_TASK TO CARRY OUT_
Return all the entries exactly, keeping pictures out.

_ENTRIES PROVIDED_
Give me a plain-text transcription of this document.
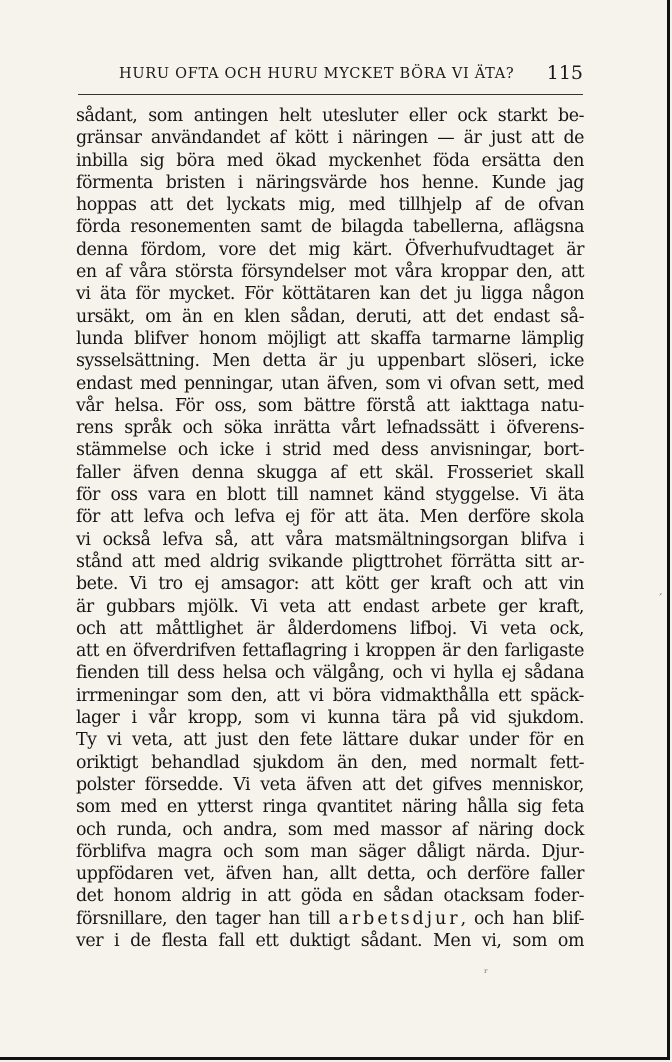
HURU OFTA OCH HURU MYCKET BÖRA VI ÄTA? 115
sådant, som antingen helt utesluter eller ock starkt be-
gränsar användandet af kött i näringen — är just att de
inbilla sig böra med ökad myckenhet föda ersätta den
förmenta bristen i näringsvärde hos henne. Kunde jag
hoppas att det lyckats mig, med tillhjelp af de ofvan
förda resonementen samt de bilagda tabellerna, aflägsna
denna fördom, vore det mig kärt. Öfverhufvudtaget är
en af våra största försyndelser mot våra kroppar den, att
vi äta för mycket. För köttätaren kan det ju ligga någon
ursäkt, om än en klen sådan, deruti, att det endast så-
lunda blifver honom möjligt att skaffa tarmarne lämplig
sysselsättning. Men detta är ju uppenbart slöseri, icke
endast med penningar, utan äfven, som vi ofvan sett, med
vår helsa. För oss, som bättre förstå att iakttaga natu-
rens språk och söka inrätta vårt lefnadssätt i öfverens-
stämmelse och icke i strid med dess anvisningar, bort-
faller äfven denna skugga af ett skäl. Frosseriet skall
för oss vara en blott till namnet känd styggelse. Vi äta
för att lefva och lefva ej för att äta. Men derföre skola
vi också lefva så, att våra matsmältningsorgan blifva i
stånd att med aldrig svikande pligttrohet förrätta sitt ar-
bete. Vi tro ej amsagor: att kött ger kraft och att vin
är gubbars mjölk. Vi veta att endast arbete ger kraft,
och att måttlighet är ålderdomens lifboj. Vi veta ock,
att en öfverdrifven fettaflagring i kroppen är den farligaste
fienden till dess helsa och välgång, och vi hylla ej sådana
irrmeningar som den, att vi böra vidmakthålla ett späck-
lager i vår kropp, som vi kunna tära på vid sjukdom.
Ty vi veta, att just den fete lättare dukar under för en
oriktigt behandlad sjukdom än den, med normalt fett-
polster försedde. Vi veta äfven att det gifves menniskor,
som med en ytterst ringa qvantitet näring hålla sig feta
och runda, och andra, som med massor af näring dock
förblifva magra och som man säger dåligt närda. Djur-
uppfödaren vet, äfven han, allt detta, och derföre faller
det honom aldrig in att göda en sådan otacksam foder-
försnillare, den tager han till arbetsdjur, och han blif-
ver i de flesta fall ett duktigt sådant. Men vi, som om
ˊ
ʳ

_TASK RESPONSE_
Give me a plain-text transcription of this document.
HURU OFTA OCH HURU MYCKET BÖRA VI ÄTA? 115
sådant, som antingen helt utesluter eller ock starkt be-
gränsar användandet af kött i näringen — är just att de
inbilla sig böra med ökad myckenhet föda ersätta den
förmenta bristen i näringsvärde hos henne. Kunde jag
hoppas att det lyckats mig, med tillhjelp af de ofvan
förda resonementen samt de bilagda tabellerna, aflägsna
denna fördom, vore det mig kärt. Öfverhufvudtaget är
en af våra största försyndelser mot våra kroppar den, att
vi äta för mycket. För köttätaren kan det ju ligga någon
ursäkt, om än en klen sådan, deruti, att det endast så-
lunda blifver honom möjligt att skaffa tarmarne lämplig
sysselsättning. Men detta är ju uppenbart slöseri, icke
endast med penningar, utan äfven, som vi ofvan sett, med
vår helsa. För oss, som bättre förstå att iakttaga natu-
rens språk och söka inrätta vårt lefnadssätt i öfverens-
stämmelse och icke i strid med dess anvisningar, bort-
faller äfven denna skugga af ett skäl. Frosseriet skall
för oss vara en blott till namnet känd styggelse. Vi äta
för att lefva och lefva ej för att äta. Men derföre skola
vi också lefva så, att våra matsmältningsorgan blifva i
stånd att med aldrig svikande pligttrohet förrätta sitt ar-
bete. Vi tro ej amsagor: att kött ger kraft och att vin
är gubbars mjölk. Vi veta att endast arbete ger kraft,
och att måttlighet är ålderdomens lifboj. Vi veta ock,
att en öfverdrifven fettaflagring i kroppen är den farligaste
fienden till dess helsa och välgång, och vi hylla ej sådana
irrmeningar som den, att vi böra vidmakthålla ett späck-
lager i vår kropp, som vi kunna tära på vid sjukdom.
Ty vi veta, att just den fete lättare dukar under för en
oriktigt behandlad sjukdom än den, med normalt fett-
polster försedde. Vi veta äfven att det gifves menniskor,
som med en ytterst ringa qvantitet näring hålla sig feta
och runda, och andra, som med massor af näring dock
förblifva magra och som man säger dåligt närda. Djur-
uppfödaren vet, äfven han, allt detta, och derföre faller
det honom aldrig in att göda en sådan otacksam foder-
försnillare, den tager han till arbetsdjur, och han blif-
ver i de flesta fall ett duktigt sådant. Men vi, som om
ˊ
ʳ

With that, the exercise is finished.